* _TASK REQUIREMENTS_: Extract all of the data and reproduce it precisely.

* _DATA PROVIDED_:
::::::

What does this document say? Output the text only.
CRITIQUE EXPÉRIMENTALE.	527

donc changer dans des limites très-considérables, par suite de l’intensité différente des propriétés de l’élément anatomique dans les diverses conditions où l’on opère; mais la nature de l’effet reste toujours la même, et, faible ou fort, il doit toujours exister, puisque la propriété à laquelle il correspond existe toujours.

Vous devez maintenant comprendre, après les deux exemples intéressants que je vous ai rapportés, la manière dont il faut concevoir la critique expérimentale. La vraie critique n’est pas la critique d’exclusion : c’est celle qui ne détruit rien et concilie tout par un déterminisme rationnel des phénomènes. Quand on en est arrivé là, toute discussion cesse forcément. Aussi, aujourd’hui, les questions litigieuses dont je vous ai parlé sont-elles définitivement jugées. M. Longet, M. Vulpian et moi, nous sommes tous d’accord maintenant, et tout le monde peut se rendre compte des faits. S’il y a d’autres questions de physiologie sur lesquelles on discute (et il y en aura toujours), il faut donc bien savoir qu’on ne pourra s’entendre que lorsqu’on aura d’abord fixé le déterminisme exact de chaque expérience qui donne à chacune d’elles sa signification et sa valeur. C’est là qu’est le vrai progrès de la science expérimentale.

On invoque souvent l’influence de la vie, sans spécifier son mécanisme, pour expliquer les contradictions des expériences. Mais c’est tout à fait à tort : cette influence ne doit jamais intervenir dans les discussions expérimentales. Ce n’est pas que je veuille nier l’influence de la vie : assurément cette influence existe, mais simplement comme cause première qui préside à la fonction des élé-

::::::

* _FULL RESPONSE_:
What does this document say? Output the text only.
CRITIQUE EXPÉRIMENTALE.	527

donc changer dans des limites très-considérables, par suite de l’intensité différente des propriétés de l’élément anatomique dans les diverses conditions où l’on opère; mais la nature de l’effet reste toujours la même, et, faible ou fort, il doit toujours exister, puisque la propriété à laquelle il correspond existe toujours.

Vous devez maintenant comprendre, après les deux exemples intéressants que je vous ai rapportés, la manière dont il faut concevoir la critique expérimentale. La vraie critique n’est pas la critique d’exclusion : c’est celle qui ne détruit rien et concilie tout par un déterminisme rationnel des phénomènes. Quand on en est arrivé là, toute discussion cesse forcément. Aussi, aujourd’hui, les questions litigieuses dont je vous ai parlé sont-elles définitivement jugées. M. Longet, M. Vulpian et moi, nous sommes tous d’accord maintenant, et tout le monde peut se rendre compte des faits. S’il y a d’autres questions de physiologie sur lesquelles on discute (et il y en aura toujours), il faut donc bien savoir qu’on ne pourra s’entendre que lorsqu’on aura d’abord fixé le déterminisme exact de chaque expérience qui donne à chacune d’elles sa signification et sa valeur. C’est là qu’est le vrai progrès de la science expérimentale.

On invoque souvent l’influence de la vie, sans spécifier son mécanisme, pour expliquer les contradictions des expériences. Mais c’est tout à fait à tort : cette influence ne doit jamais intervenir dans les discussions expérimentales. Ce n’est pas que je veuille nier l’influence de la vie : assurément cette influence existe, mais simplement comme cause première qui préside à la fonction des élé-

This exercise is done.